*Task:*
Find every line in the records that holds the string "выходного". Copy each one.

(Data excerpts)
START

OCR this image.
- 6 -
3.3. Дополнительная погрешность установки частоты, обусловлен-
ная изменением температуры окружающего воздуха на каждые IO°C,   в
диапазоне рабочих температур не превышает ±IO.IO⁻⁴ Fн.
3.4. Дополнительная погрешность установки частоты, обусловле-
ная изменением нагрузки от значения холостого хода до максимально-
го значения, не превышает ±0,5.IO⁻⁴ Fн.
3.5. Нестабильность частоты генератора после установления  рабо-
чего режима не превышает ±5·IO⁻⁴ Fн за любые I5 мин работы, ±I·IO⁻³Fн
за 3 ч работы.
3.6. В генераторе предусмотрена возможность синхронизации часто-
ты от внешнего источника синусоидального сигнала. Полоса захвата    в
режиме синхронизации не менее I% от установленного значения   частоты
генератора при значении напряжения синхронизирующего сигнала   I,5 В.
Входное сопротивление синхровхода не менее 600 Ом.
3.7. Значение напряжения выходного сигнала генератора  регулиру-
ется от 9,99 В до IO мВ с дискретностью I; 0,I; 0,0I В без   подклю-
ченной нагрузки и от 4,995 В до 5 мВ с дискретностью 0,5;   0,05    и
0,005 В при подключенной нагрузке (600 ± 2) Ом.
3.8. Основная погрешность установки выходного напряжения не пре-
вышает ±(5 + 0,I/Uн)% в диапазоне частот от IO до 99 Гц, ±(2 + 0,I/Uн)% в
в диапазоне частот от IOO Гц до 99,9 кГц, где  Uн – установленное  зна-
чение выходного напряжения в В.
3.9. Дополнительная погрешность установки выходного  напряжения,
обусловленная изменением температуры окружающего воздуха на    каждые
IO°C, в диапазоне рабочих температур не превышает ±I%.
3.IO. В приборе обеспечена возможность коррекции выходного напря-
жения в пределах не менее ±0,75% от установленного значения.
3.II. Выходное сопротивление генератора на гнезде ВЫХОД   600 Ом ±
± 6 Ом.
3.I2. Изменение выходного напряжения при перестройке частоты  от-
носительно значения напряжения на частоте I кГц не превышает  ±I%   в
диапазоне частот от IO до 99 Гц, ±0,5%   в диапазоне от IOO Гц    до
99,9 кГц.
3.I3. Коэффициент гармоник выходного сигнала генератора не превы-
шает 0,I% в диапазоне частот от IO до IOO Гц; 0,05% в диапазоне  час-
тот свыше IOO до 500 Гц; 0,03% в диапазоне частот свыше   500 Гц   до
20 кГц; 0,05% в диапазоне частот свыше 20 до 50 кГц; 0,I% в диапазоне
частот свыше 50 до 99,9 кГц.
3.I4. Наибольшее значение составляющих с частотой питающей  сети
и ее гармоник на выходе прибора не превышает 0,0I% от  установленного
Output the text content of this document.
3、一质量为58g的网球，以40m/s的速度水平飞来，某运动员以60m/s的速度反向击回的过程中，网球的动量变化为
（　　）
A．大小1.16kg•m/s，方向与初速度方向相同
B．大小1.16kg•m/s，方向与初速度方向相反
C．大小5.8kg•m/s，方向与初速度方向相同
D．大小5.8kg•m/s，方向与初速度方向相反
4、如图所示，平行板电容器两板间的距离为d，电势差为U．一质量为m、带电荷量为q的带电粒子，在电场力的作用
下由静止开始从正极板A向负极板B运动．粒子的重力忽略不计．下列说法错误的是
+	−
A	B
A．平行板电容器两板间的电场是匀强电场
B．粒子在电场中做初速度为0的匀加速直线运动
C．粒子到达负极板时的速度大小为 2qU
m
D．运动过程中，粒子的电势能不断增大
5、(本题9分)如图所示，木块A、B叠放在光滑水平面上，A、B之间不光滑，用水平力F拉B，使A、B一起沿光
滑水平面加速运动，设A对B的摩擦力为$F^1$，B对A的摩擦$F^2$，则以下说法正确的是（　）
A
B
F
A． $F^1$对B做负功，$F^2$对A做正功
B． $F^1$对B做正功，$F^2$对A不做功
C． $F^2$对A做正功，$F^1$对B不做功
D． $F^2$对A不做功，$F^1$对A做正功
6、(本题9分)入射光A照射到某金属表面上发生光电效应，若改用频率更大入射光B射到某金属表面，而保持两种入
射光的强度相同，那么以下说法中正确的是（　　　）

END
START

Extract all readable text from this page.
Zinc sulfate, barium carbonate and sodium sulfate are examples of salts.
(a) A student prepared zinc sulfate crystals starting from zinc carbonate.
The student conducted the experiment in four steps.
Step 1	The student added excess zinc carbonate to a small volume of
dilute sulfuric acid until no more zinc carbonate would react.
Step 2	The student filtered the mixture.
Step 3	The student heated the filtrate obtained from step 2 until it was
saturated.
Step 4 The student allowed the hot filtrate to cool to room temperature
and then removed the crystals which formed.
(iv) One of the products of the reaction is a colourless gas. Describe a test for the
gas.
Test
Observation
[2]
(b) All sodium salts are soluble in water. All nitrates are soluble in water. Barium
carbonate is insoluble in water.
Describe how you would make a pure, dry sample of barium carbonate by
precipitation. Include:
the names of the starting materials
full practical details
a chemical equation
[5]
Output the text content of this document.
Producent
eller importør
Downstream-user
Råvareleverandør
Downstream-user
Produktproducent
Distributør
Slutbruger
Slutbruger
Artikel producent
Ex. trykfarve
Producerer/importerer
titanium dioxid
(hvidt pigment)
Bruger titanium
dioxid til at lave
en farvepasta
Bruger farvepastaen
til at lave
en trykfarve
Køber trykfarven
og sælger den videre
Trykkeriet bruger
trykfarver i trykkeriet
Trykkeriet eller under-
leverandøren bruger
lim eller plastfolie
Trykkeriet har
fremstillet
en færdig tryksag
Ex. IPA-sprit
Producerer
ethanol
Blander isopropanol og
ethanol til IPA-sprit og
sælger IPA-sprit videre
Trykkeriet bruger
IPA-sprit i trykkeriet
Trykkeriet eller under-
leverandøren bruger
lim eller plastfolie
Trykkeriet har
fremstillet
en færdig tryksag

END
START

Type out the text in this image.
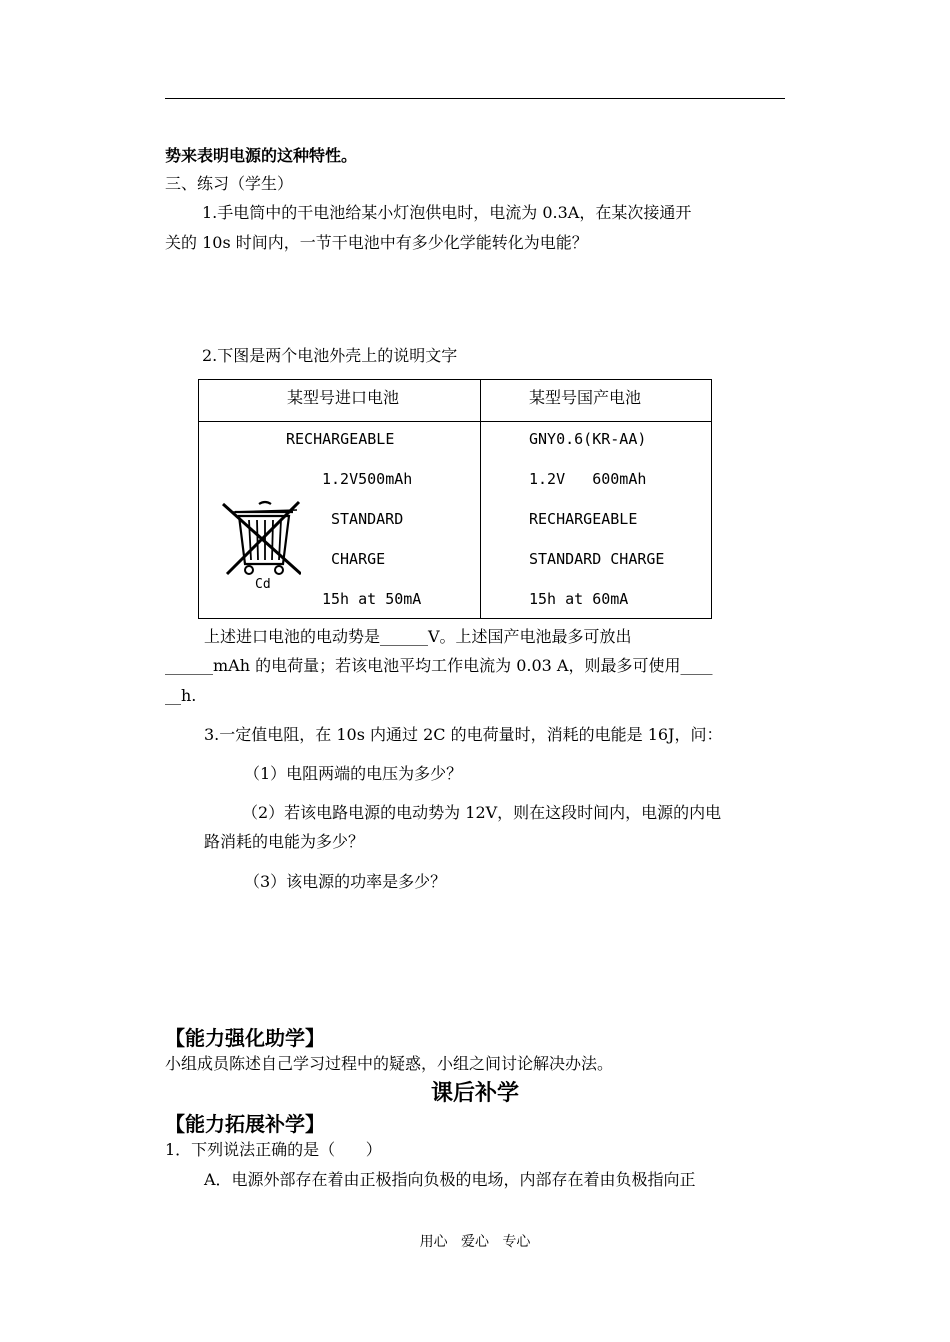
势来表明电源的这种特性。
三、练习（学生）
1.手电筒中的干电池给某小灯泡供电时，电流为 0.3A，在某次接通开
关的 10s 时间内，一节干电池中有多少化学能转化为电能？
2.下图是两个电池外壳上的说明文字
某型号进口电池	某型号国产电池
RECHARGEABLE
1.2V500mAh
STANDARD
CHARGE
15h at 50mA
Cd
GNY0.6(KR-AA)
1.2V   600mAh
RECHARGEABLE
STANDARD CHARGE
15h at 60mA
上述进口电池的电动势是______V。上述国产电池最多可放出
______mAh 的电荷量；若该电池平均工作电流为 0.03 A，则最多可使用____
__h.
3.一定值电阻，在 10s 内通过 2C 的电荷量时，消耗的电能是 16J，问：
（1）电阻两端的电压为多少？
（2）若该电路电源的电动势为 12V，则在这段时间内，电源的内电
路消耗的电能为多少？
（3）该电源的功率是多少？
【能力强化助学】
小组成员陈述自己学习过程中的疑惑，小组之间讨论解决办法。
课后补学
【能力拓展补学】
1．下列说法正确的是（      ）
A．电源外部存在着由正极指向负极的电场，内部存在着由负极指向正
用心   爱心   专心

END

*Full solution:*
3.7. Значение напряжения выходного сигнала генератора  регулиру-
3.8. Основная погрешность установки выходного напряжения не пре-
чение выходного напряжения в В.
3.9. Дополнительная погрешность установки выходного  напряжения,
3.IO. В приборе обеспечена возможность коррекции выходного напря-
3.I2. Изменение выходного напряжения при перестройке частоты  от-
3.I3. Коэффициент гармоник выходного сигнала генератора не превы-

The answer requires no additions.